## [DIRECTION]
Go through the listing beneath this task and return every line that carries the string "계약금액의".

## [INFORMATION SUPPLIED]
+ + +

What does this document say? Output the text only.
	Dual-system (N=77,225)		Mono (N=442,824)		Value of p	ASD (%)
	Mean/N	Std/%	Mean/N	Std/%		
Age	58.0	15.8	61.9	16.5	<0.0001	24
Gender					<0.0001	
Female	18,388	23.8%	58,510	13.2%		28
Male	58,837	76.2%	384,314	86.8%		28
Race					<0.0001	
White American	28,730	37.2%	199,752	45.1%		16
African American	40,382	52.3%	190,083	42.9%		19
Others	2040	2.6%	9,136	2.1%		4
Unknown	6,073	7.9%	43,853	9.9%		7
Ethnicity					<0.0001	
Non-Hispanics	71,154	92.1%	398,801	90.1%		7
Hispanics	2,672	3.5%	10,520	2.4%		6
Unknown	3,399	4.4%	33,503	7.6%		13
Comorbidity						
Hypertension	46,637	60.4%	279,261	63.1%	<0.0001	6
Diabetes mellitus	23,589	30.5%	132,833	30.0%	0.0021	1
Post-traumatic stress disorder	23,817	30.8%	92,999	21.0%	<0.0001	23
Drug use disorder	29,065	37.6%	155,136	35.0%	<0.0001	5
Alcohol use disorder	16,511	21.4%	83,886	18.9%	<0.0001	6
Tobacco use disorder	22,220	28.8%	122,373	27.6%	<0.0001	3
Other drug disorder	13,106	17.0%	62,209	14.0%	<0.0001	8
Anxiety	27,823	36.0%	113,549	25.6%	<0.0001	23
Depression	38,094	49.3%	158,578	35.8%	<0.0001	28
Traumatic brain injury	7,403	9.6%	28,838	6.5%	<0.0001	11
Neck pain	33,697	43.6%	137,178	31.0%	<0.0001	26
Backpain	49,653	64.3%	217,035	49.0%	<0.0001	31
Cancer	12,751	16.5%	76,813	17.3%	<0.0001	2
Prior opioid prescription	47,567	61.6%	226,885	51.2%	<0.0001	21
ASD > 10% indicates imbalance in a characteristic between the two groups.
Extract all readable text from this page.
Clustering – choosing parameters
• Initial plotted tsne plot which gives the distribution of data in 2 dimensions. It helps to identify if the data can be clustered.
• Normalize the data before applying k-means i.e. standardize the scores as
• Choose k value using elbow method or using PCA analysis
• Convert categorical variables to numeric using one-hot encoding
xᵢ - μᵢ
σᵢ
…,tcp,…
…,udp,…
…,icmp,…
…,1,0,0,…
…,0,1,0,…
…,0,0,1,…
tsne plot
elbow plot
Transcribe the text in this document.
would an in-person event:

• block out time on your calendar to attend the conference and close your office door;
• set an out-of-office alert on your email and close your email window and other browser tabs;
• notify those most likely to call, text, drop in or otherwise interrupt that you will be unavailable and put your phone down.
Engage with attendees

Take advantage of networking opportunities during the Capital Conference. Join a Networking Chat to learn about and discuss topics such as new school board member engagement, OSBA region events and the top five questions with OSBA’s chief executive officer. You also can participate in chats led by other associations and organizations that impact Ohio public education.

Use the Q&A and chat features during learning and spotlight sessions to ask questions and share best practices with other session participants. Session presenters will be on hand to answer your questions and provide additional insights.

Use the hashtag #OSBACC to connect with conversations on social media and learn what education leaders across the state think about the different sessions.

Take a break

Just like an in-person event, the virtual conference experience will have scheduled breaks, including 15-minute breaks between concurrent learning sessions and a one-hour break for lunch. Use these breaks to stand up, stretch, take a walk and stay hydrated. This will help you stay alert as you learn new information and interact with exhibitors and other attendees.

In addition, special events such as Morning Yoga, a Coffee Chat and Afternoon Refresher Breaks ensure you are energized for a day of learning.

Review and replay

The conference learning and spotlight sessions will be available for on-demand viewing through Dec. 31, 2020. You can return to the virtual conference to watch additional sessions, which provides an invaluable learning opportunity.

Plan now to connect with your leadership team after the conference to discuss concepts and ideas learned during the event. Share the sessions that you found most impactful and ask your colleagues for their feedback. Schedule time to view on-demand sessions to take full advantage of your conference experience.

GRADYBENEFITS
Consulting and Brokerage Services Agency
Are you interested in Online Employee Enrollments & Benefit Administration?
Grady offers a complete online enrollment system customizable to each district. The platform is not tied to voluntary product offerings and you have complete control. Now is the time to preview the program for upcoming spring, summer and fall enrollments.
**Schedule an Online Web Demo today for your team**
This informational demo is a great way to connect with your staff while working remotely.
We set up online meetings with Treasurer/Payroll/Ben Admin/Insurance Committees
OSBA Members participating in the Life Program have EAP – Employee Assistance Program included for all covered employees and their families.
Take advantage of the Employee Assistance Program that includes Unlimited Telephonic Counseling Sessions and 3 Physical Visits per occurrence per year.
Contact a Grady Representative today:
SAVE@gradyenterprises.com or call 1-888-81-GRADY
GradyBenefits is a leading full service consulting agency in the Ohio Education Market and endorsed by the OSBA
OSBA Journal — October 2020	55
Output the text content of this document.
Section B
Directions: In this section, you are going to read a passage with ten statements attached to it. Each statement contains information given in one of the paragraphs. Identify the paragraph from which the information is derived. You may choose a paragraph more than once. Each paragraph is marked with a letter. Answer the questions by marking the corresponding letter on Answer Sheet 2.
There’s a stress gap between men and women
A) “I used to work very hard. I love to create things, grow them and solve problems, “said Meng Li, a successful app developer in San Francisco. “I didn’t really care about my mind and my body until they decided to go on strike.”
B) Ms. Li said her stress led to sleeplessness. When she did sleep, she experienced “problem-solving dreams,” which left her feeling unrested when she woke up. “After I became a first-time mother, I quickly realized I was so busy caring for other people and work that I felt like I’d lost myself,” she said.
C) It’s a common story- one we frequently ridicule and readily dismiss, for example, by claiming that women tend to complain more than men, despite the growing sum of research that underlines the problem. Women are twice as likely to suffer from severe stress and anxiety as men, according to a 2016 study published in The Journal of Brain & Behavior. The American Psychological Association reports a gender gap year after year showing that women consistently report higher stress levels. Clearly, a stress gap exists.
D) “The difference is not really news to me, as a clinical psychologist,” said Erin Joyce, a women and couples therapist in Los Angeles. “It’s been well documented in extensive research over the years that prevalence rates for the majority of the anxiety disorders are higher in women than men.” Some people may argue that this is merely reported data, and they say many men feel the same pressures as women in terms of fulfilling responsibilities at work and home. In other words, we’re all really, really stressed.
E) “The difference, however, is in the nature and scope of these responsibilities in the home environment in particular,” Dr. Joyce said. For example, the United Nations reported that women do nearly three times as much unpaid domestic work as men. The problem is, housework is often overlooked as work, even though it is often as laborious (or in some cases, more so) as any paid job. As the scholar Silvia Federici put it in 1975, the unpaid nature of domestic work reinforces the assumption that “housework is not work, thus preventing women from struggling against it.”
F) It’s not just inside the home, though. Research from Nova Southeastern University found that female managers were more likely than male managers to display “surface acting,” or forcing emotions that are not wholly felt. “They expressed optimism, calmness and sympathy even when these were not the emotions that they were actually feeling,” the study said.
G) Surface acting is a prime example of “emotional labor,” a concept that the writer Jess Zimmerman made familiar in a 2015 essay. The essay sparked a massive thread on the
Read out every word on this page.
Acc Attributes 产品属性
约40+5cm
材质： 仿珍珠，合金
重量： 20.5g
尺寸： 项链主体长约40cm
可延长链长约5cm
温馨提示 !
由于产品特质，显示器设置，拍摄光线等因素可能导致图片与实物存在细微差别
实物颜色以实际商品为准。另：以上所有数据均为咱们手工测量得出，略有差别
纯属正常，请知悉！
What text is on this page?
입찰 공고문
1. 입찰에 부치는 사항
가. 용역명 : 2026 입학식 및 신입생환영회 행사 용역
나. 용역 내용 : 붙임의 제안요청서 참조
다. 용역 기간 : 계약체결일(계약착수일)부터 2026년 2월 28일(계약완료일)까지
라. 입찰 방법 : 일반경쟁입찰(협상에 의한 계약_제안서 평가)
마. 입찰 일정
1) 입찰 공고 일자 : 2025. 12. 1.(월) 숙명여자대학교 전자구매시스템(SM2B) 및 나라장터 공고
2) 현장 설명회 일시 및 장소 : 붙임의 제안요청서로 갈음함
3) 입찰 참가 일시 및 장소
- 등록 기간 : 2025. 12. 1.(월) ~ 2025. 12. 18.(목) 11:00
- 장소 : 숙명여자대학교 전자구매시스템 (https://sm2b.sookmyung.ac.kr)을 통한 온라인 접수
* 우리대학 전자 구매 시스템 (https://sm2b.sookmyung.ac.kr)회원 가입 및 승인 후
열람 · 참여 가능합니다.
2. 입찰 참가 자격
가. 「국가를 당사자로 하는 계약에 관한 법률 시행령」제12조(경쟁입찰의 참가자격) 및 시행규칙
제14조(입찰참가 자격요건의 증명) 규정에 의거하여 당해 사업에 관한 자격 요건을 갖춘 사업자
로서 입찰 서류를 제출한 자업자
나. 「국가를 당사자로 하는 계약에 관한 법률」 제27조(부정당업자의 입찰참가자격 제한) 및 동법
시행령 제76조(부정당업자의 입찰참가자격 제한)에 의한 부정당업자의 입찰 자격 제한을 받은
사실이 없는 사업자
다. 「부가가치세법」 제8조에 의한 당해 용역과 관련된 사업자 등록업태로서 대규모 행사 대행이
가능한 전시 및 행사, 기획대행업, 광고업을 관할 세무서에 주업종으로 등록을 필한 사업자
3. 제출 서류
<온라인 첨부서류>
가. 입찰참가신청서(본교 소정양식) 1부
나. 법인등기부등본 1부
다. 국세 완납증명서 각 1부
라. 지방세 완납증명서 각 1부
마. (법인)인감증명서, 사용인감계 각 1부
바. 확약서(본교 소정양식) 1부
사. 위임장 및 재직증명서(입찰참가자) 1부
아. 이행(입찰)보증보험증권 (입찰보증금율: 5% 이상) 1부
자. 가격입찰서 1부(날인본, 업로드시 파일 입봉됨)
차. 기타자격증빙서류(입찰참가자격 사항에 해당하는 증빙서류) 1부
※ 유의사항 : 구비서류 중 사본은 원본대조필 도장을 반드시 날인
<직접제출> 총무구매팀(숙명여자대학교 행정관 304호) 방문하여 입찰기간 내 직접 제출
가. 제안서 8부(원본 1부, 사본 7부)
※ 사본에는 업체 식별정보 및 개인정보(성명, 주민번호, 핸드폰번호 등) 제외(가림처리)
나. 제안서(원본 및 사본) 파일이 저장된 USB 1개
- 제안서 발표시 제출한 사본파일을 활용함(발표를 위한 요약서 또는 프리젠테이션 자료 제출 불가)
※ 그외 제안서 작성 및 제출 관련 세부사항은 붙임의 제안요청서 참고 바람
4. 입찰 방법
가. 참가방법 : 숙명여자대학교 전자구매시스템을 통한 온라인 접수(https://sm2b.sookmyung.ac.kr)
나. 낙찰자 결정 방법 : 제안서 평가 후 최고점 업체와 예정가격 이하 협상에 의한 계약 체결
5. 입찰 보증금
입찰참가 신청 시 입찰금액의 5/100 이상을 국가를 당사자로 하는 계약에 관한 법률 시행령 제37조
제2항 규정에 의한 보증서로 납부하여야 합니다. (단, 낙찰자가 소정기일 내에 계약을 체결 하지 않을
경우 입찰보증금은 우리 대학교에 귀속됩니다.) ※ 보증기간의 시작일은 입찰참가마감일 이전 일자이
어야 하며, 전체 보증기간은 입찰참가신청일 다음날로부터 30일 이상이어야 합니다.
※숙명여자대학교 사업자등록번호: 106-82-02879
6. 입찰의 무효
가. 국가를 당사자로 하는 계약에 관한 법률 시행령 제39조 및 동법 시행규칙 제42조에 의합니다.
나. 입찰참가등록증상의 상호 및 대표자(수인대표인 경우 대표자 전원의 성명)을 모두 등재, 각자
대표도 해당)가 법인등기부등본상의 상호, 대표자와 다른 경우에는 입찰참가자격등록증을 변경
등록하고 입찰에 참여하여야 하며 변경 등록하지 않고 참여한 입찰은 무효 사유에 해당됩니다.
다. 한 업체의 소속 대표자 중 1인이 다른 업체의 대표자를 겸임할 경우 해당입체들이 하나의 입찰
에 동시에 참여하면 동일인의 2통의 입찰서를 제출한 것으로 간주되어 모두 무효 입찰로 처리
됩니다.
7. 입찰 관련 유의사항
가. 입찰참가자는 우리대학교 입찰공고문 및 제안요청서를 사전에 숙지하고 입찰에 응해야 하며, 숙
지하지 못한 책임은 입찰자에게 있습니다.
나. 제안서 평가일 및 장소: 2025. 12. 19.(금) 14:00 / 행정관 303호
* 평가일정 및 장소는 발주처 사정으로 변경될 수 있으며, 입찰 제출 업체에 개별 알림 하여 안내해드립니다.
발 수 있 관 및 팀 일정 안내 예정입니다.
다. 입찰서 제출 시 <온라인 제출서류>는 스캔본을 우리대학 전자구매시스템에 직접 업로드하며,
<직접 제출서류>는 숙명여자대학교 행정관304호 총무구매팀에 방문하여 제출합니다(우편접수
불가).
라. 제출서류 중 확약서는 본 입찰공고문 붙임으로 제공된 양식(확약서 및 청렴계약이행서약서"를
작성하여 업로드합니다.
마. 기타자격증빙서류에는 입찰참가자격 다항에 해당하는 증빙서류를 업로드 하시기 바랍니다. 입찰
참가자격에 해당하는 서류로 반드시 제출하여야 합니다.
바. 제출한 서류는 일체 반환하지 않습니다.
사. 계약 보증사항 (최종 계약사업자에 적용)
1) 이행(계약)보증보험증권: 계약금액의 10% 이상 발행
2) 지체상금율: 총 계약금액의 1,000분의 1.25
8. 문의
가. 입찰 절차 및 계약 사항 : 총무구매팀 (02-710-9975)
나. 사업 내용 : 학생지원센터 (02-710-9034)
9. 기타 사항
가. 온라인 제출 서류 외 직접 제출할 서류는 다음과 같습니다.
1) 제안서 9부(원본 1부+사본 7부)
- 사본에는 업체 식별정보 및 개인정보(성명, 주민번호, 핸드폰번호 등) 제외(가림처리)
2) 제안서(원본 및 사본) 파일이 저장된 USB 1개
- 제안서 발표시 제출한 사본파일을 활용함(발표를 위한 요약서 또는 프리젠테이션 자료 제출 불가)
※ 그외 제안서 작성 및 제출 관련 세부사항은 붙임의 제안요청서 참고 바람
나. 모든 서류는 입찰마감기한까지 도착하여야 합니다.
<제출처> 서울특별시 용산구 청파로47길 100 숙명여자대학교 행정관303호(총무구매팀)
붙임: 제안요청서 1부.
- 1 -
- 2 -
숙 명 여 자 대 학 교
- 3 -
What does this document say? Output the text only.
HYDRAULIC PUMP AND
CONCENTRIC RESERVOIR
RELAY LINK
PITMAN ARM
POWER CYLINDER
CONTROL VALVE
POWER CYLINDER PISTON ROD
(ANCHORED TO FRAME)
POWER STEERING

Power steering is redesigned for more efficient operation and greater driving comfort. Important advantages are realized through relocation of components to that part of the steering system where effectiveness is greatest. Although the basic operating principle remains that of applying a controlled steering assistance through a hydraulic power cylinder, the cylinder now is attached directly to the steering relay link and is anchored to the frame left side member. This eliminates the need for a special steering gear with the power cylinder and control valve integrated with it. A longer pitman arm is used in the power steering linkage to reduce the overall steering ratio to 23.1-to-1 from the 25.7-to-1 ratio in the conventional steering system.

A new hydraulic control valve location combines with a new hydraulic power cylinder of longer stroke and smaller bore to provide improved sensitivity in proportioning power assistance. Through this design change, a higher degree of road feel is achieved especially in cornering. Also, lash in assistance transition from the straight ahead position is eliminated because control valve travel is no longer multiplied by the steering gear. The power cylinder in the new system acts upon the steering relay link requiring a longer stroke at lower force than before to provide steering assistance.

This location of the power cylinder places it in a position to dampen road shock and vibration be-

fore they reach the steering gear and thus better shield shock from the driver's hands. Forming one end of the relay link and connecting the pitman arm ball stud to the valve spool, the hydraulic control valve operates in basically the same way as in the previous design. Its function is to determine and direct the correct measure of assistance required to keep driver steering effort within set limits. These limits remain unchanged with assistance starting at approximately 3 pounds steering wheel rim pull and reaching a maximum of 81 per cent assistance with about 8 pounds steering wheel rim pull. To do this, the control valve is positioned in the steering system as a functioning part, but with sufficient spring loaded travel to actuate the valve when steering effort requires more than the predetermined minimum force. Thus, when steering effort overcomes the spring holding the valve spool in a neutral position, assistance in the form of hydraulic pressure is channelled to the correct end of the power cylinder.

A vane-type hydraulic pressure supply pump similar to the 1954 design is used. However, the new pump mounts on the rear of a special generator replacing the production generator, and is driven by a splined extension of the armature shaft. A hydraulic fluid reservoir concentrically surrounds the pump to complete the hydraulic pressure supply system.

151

+ + +

## [OUTPUT OF THE TASK]
1) 이행(계약)보증보험증권: 계약금액의 10% 이상 발행
2) 지체상금율: 총 계약금액의 1,000분의 1.25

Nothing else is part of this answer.